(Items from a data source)
▶

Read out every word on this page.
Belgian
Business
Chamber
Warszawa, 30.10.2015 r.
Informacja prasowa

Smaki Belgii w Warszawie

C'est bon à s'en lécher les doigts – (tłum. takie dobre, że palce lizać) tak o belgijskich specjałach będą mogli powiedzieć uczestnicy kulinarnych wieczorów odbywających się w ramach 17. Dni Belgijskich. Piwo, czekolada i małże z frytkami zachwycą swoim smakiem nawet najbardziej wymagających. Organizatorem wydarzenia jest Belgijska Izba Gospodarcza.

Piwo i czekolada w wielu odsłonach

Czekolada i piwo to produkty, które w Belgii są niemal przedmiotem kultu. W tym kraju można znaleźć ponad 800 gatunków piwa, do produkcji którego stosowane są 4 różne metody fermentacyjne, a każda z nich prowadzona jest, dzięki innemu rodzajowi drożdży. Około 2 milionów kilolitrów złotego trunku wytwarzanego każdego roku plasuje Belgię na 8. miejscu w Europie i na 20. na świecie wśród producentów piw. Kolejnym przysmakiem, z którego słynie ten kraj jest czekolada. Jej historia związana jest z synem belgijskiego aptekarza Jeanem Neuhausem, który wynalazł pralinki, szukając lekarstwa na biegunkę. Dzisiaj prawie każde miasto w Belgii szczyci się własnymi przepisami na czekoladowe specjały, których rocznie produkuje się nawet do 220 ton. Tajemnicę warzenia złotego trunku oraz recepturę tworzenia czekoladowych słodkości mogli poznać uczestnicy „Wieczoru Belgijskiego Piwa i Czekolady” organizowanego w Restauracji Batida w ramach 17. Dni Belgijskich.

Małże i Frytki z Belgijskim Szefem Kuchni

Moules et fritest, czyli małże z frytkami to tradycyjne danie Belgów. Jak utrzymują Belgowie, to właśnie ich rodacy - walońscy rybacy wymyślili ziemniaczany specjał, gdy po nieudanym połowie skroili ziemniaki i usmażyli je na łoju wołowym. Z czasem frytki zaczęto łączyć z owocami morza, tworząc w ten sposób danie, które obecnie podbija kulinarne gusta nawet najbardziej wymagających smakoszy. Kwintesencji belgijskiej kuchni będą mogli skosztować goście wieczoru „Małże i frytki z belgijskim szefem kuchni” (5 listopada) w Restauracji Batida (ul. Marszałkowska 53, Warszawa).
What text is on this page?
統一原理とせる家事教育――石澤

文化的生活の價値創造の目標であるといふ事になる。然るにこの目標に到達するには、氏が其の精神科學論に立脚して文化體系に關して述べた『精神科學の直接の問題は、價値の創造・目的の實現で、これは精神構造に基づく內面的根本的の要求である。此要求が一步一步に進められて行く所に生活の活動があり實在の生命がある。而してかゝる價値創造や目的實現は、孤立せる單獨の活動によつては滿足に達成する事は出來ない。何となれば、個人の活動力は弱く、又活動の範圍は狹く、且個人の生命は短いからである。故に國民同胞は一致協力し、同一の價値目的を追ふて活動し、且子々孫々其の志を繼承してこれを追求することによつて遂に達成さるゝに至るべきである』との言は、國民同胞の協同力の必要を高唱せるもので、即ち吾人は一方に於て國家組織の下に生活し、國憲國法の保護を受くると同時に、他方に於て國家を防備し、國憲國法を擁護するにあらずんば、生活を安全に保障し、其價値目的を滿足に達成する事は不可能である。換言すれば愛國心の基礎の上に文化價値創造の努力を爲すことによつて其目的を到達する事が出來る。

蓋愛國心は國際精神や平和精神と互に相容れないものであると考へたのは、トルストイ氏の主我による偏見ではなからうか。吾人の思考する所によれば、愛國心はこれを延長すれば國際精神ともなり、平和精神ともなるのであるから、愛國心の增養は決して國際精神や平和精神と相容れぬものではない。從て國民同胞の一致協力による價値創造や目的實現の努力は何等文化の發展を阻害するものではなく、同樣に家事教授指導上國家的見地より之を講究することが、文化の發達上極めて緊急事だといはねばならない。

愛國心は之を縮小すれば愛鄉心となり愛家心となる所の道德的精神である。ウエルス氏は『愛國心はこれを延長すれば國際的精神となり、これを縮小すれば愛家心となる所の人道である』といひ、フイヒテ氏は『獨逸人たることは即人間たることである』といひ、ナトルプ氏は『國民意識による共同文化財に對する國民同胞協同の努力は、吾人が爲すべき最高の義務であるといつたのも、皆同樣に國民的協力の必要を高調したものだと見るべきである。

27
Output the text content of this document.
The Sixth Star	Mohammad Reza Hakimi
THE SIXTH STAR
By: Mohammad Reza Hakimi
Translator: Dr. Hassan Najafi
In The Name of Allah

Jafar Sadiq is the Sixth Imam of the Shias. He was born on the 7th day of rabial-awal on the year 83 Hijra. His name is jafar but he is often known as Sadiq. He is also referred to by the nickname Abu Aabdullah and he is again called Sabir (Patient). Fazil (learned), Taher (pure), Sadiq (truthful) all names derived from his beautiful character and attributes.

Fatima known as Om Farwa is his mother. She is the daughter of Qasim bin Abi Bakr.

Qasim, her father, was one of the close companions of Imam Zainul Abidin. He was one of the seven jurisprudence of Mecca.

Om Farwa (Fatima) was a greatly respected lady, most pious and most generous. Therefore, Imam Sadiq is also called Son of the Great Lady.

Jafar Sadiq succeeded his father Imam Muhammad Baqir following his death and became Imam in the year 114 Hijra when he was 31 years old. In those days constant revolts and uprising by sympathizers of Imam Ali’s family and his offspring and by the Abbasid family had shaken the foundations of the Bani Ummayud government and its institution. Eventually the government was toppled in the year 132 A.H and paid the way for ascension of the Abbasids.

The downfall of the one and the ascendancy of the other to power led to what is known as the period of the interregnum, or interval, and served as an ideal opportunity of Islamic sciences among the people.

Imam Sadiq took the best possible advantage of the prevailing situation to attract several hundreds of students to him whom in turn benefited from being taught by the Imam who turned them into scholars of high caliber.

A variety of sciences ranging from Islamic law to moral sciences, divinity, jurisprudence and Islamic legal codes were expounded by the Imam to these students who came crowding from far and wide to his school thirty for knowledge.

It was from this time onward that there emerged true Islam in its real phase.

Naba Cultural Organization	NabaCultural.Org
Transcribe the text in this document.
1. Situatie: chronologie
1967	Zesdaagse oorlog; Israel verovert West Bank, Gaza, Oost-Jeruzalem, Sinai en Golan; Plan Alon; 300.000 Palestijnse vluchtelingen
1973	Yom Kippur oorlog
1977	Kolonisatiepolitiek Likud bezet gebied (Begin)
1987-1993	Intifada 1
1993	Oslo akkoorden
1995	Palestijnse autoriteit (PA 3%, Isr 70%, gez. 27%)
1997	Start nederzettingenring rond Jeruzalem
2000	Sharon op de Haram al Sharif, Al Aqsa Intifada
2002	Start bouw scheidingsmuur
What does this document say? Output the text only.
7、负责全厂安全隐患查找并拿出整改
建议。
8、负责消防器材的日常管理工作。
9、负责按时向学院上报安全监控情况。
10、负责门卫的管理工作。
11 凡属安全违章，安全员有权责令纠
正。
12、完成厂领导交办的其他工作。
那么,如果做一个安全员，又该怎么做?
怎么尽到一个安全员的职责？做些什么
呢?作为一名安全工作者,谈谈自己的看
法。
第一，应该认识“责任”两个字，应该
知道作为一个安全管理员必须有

◀

Look through the entries above and count each line holding "Intifada"; report the count alone.

2